Objective:
Search the data below for the string "title". Extract every line that contains it.

#### Excerpted records ####

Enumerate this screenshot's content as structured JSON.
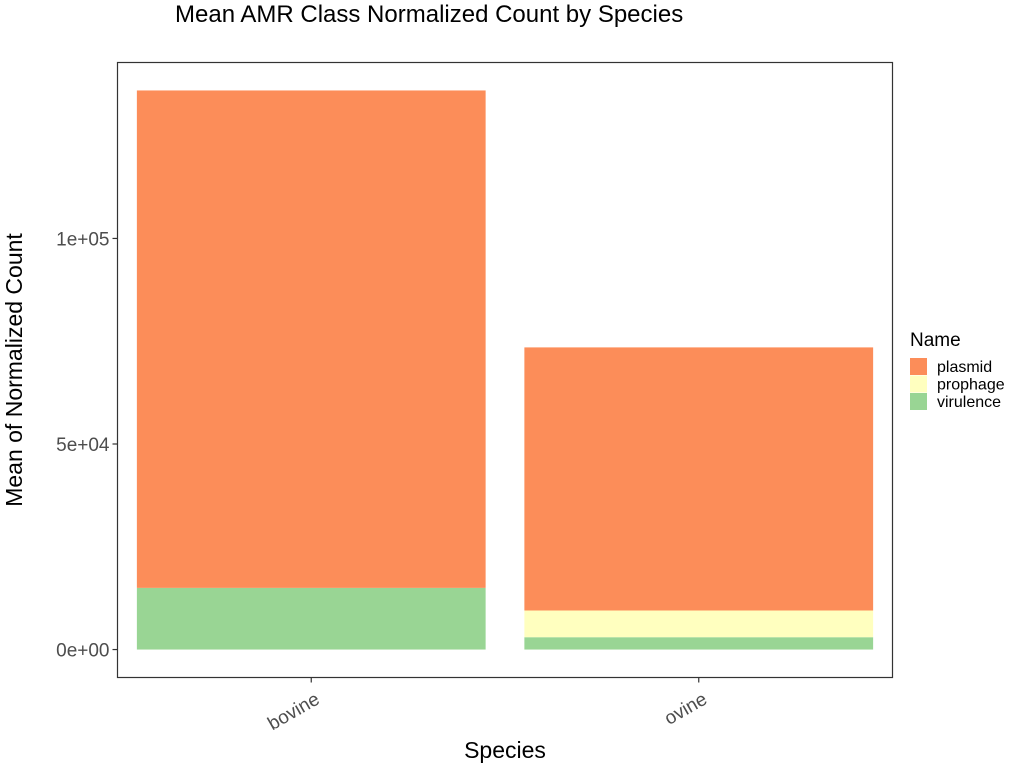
{
  "chart_data": {
    "type": "bar",
    "stacked": true,
    "title": "Mean AMR Class Normalized Count by Species",
    "xlabel": "Species",
    "ylabel": "Mean of Normalized Count",
    "categories": [
      "bovine",
      "ovine"
    ],
    "series": [
      {
        "name": "virulence",
        "color": "#99d594",
        "values": [
          15000,
          3000
        ]
      },
      {
        "name": "prophage",
        "color": "#ffffbf",
        "values": [
          0,
          6500
        ]
      },
      {
        "name": "plasmid",
        "color": "#fc8d59",
        "values": [
          121000,
          64000
        ]
      }
    ],
    "ylim": [
      -6800,
      142800
    ],
    "yticks": [
      {
        "value": 0,
        "label": "0e+00"
      },
      {
        "value": 50000,
        "label": "5e+04"
      },
      {
        "value": 100000,
        "label": "1e+05"
      }
    ],
    "grid": false,
    "legend": {
      "title": "Name",
      "position": "right",
      "entries": [
        {
          "name": "plasmid",
          "color": "#fc8d59"
        },
        {
          "name": "prophage",
          "color": "#ffffbf"
        },
        {
          "name": "virulence",
          "color": "#99d594"
        }
      ]
    }
  }
}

####

Result for this task:
    "title": "Mean AMR Class Normalized Count by Species",
      "title": "Name",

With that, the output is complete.